* [The exercise] Copy out each line of the listing that has the word "category" in it.

++++++++++++++++++++

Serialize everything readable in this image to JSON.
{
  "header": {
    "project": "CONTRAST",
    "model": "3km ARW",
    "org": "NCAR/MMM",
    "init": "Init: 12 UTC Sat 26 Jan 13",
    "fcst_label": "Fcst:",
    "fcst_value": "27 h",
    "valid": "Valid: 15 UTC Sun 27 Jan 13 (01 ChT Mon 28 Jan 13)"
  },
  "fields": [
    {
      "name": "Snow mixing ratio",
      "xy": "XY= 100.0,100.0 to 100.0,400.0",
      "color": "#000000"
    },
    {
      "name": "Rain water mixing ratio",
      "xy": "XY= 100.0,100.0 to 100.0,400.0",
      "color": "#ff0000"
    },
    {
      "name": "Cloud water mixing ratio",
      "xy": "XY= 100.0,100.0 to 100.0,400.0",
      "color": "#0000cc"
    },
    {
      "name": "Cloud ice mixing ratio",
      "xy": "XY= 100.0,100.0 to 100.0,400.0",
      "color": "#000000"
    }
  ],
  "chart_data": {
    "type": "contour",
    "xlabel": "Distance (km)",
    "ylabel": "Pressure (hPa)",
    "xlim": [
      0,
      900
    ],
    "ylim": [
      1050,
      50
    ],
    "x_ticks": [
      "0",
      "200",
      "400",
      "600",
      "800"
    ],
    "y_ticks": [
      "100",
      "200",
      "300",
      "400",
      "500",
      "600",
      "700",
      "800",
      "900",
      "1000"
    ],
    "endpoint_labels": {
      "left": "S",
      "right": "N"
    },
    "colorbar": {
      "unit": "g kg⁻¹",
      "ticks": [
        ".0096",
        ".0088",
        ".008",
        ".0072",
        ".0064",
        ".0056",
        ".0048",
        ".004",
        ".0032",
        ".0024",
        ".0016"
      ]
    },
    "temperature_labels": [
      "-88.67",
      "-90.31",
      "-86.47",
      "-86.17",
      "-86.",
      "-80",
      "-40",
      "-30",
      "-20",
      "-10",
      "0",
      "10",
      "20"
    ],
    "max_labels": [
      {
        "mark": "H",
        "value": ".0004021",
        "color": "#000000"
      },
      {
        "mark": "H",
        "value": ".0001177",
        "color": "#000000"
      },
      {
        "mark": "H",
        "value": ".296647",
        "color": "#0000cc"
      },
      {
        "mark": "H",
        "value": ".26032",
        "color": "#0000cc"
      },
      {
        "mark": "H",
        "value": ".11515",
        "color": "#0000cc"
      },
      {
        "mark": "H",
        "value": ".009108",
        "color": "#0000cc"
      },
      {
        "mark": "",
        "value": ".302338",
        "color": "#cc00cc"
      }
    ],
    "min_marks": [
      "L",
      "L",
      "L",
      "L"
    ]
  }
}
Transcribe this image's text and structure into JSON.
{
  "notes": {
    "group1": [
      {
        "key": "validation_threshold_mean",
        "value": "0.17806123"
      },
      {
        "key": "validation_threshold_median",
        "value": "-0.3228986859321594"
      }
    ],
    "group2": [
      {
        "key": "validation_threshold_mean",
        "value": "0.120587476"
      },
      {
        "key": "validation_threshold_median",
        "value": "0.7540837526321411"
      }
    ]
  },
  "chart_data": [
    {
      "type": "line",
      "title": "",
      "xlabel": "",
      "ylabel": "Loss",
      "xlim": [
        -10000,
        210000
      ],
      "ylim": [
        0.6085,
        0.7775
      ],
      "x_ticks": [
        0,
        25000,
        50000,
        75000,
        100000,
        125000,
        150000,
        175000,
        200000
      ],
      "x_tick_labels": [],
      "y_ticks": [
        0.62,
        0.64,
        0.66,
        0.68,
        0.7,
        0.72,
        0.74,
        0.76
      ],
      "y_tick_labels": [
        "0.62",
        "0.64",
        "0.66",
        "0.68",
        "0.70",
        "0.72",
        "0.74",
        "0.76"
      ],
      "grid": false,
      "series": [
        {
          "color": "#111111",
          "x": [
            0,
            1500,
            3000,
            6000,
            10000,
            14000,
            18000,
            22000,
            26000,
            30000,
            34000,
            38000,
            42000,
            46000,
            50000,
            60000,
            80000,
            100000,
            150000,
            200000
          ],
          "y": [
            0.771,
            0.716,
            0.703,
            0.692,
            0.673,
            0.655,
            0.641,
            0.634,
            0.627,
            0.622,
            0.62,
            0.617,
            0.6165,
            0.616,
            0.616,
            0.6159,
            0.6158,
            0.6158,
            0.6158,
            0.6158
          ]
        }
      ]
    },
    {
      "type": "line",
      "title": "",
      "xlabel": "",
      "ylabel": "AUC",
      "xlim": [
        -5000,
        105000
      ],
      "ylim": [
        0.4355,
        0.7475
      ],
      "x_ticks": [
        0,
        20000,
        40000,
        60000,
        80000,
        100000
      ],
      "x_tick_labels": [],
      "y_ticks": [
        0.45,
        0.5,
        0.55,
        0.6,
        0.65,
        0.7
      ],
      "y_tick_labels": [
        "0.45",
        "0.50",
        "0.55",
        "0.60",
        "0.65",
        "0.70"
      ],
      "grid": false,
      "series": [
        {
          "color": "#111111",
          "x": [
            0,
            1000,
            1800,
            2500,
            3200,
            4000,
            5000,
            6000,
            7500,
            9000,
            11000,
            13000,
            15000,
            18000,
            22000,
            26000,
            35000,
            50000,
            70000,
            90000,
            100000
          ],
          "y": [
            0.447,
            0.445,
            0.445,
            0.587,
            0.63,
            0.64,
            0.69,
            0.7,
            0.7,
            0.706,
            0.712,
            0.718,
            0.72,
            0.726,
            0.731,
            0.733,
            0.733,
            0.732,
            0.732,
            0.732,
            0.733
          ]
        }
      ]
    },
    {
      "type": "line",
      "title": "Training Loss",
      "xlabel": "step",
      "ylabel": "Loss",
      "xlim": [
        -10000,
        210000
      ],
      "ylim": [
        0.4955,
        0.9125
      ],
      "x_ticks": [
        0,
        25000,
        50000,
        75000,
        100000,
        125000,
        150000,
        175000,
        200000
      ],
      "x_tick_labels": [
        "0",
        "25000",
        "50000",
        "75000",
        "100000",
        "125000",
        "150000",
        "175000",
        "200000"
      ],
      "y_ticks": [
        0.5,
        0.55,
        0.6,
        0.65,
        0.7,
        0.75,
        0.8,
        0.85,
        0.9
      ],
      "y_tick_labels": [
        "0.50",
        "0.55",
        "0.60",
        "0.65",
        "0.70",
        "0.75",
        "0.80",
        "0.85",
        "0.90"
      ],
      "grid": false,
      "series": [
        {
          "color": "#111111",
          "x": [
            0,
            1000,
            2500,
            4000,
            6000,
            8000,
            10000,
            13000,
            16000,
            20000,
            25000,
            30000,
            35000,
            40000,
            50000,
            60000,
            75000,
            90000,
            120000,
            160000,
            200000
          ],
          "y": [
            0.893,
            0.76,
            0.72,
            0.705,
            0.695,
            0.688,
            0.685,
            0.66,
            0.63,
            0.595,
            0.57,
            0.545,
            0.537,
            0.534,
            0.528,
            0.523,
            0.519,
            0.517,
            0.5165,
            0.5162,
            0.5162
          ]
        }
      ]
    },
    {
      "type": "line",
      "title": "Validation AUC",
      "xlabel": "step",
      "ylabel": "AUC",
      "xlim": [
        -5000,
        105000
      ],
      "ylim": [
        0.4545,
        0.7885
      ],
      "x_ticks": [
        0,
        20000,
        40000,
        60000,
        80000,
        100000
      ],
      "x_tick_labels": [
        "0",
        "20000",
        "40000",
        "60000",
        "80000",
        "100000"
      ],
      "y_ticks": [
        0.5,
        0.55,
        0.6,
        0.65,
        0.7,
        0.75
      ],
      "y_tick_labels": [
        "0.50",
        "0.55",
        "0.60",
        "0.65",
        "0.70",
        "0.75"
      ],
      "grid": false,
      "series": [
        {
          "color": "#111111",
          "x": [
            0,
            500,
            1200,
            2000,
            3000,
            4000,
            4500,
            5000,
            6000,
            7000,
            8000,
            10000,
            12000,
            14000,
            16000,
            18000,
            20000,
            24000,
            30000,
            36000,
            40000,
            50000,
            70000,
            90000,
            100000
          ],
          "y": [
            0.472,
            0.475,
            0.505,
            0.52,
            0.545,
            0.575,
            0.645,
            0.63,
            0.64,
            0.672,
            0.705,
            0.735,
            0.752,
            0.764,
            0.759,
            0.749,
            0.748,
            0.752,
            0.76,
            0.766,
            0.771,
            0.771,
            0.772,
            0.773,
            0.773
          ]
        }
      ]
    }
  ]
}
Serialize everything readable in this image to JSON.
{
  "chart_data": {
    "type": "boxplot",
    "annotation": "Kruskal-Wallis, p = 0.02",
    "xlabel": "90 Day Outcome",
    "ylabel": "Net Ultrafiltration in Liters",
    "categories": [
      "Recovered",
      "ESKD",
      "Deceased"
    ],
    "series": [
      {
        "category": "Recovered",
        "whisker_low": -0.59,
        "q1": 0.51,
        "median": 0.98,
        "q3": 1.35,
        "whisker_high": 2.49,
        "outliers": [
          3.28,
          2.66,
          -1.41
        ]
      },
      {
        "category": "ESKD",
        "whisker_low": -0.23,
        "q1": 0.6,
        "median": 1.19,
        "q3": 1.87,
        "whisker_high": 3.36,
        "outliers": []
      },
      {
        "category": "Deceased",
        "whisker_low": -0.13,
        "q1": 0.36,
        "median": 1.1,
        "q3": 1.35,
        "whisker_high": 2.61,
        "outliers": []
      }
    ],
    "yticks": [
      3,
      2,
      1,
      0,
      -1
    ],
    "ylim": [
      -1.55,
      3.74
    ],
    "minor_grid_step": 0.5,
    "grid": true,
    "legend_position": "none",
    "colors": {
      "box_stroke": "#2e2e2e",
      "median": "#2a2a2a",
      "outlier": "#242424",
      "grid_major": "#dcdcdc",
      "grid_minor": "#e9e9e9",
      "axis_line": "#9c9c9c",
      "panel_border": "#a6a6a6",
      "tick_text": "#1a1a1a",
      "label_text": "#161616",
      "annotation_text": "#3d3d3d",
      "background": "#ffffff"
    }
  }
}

++++++++++++++++++++

* [Exercise answer]
        "category": "Recovered",
        "category": "ESKD",
        "category": "Deceased",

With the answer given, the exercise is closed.